= Records for the exercise =
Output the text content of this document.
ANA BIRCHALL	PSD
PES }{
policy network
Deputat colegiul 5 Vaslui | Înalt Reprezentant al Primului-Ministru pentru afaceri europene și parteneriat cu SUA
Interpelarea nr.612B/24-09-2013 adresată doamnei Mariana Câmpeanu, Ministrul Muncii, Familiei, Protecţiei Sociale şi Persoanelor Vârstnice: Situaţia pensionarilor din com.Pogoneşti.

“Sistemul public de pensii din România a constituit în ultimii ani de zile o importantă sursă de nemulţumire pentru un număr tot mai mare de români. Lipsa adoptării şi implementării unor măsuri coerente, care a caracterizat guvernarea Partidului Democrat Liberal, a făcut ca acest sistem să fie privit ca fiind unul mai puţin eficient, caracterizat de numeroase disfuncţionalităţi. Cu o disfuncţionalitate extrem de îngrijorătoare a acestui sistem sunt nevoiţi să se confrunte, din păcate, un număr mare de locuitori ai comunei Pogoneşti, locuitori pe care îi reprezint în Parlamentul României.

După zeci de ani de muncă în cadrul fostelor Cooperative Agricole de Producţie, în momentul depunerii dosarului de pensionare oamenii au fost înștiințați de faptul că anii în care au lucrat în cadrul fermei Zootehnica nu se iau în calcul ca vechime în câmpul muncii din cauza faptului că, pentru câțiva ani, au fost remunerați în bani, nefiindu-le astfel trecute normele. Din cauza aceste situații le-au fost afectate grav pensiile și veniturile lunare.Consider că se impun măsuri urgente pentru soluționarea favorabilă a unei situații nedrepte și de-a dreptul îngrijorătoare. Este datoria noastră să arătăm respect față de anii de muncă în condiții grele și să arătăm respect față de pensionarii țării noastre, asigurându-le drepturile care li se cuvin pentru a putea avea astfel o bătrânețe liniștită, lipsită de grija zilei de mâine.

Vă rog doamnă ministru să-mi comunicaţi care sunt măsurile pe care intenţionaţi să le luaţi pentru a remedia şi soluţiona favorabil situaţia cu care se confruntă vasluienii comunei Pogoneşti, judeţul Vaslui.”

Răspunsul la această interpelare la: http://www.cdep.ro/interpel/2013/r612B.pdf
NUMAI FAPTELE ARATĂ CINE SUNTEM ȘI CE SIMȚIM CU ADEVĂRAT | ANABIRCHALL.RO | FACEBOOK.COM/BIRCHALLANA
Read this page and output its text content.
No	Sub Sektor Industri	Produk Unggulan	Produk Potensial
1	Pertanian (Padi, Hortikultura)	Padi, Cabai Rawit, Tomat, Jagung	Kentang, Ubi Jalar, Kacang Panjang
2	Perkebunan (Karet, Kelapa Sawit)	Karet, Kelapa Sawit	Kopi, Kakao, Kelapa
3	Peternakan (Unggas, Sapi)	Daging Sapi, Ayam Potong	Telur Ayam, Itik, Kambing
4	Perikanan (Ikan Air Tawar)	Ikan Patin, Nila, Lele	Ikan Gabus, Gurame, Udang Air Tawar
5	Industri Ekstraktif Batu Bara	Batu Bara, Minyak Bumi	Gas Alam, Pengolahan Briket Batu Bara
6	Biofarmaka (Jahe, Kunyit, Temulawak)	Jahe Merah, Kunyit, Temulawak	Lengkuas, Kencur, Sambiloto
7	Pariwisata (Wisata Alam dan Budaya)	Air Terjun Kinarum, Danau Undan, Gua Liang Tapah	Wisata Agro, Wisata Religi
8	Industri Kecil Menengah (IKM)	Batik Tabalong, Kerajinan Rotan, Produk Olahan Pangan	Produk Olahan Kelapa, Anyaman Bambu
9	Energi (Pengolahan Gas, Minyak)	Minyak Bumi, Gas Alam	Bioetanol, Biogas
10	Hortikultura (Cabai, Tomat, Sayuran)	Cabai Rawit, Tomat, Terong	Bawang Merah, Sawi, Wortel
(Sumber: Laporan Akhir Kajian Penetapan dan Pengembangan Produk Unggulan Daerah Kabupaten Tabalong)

= Direction =
Output the listing above without altering a single character.

= Problem solution =
Output the text content of this document.
ANA BIRCHALL	PSD
PES }{
policy network
Deputat colegiul 5 Vaslui | Înalt Reprezentant al Primului-Ministru pentru afaceri europene și parteneriat cu SUA
Interpelarea nr.612B/24-09-2013 adresată doamnei Mariana Câmpeanu, Ministrul Muncii, Familiei, Protecţiei Sociale şi Persoanelor Vârstnice: Situaţia pensionarilor din com.Pogoneşti.

“Sistemul public de pensii din România a constituit în ultimii ani de zile o importantă sursă de nemulţumire pentru un număr tot mai mare de români. Lipsa adoptării şi implementării unor măsuri coerente, care a caracterizat guvernarea Partidului Democrat Liberal, a făcut ca acest sistem să fie privit ca fiind unul mai puţin eficient, caracterizat de numeroase disfuncţionalităţi. Cu o disfuncţionalitate extrem de îngrijorătoare a acestui sistem sunt nevoiţi să se confrunte, din păcate, un număr mare de locuitori ai comunei Pogoneşti, locuitori pe care îi reprezint în Parlamentul României.

După zeci de ani de muncă în cadrul fostelor Cooperative Agricole de Producţie, în momentul depunerii dosarului de pensionare oamenii au fost înștiințați de faptul că anii în care au lucrat în cadrul fermei Zootehnica nu se iau în calcul ca vechime în câmpul muncii din cauza faptului că, pentru câțiva ani, au fost remunerați în bani, nefiindu-le astfel trecute normele. Din cauza aceste situații le-au fost afectate grav pensiile și veniturile lunare.Consider că se impun măsuri urgente pentru soluționarea favorabilă a unei situații nedrepte și de-a dreptul îngrijorătoare. Este datoria noastră să arătăm respect față de anii de muncă în condiții grele și să arătăm respect față de pensionarii țării noastre, asigurându-le drepturile care li se cuvin pentru a putea avea astfel o bătrânețe liniștită, lipsită de grija zilei de mâine.

Vă rog doamnă ministru să-mi comunicaţi care sunt măsurile pe care intenţionaţi să le luaţi pentru a remedia şi soluţiona favorabil situaţia cu care se confruntă vasluienii comunei Pogoneşti, judeţul Vaslui.”

Răspunsul la această interpelare la: http://www.cdep.ro/interpel/2013/r612B.pdf
NUMAI FAPTELE ARATĂ CINE SUNTEM ȘI CE SIMȚIM CU ADEVĂRAT | ANABIRCHALL.RO | FACEBOOK.COM/BIRCHALLANA
Read this page and output its text content.
No	Sub Sektor Industri	Produk Unggulan	Produk Potensial
1	Pertanian (Padi, Hortikultura)	Padi, Cabai Rawit, Tomat, Jagung	Kentang, Ubi Jalar, Kacang Panjang
2	Perkebunan (Karet, Kelapa Sawit)	Karet, Kelapa Sawit	Kopi, Kakao, Kelapa
3	Peternakan (Unggas, Sapi)	Daging Sapi, Ayam Potong	Telur Ayam, Itik, Kambing
4	Perikanan (Ikan Air Tawar)	Ikan Patin, Nila, Lele	Ikan Gabus, Gurame, Udang Air Tawar
5	Industri Ekstraktif Batu Bara	Batu Bara, Minyak Bumi	Gas Alam, Pengolahan Briket Batu Bara
6	Biofarmaka (Jahe, Kunyit, Temulawak)	Jahe Merah, Kunyit, Temulawak	Lengkuas, Kencur, Sambiloto
7	Pariwisata (Wisata Alam dan Budaya)	Air Terjun Kinarum, Danau Undan, Gua Liang Tapah	Wisata Agro, Wisata Religi
8	Industri Kecil Menengah (IKM)	Batik Tabalong, Kerajinan Rotan, Produk Olahan Pangan	Produk Olahan Kelapa, Anyaman Bambu
9	Energi (Pengolahan Gas, Minyak)	Minyak Bumi, Gas Alam	Bioetanol, Biogas
10	Hortikultura (Cabai, Tomat, Sayuran)	Cabai Rawit, Tomat, Terong	Bawang Merah, Sawi, Wortel
(Sumber: Laporan Akhir Kajian Penetapan dan Pengembangan Produk Unggulan Daerah Kabupaten Tabalong)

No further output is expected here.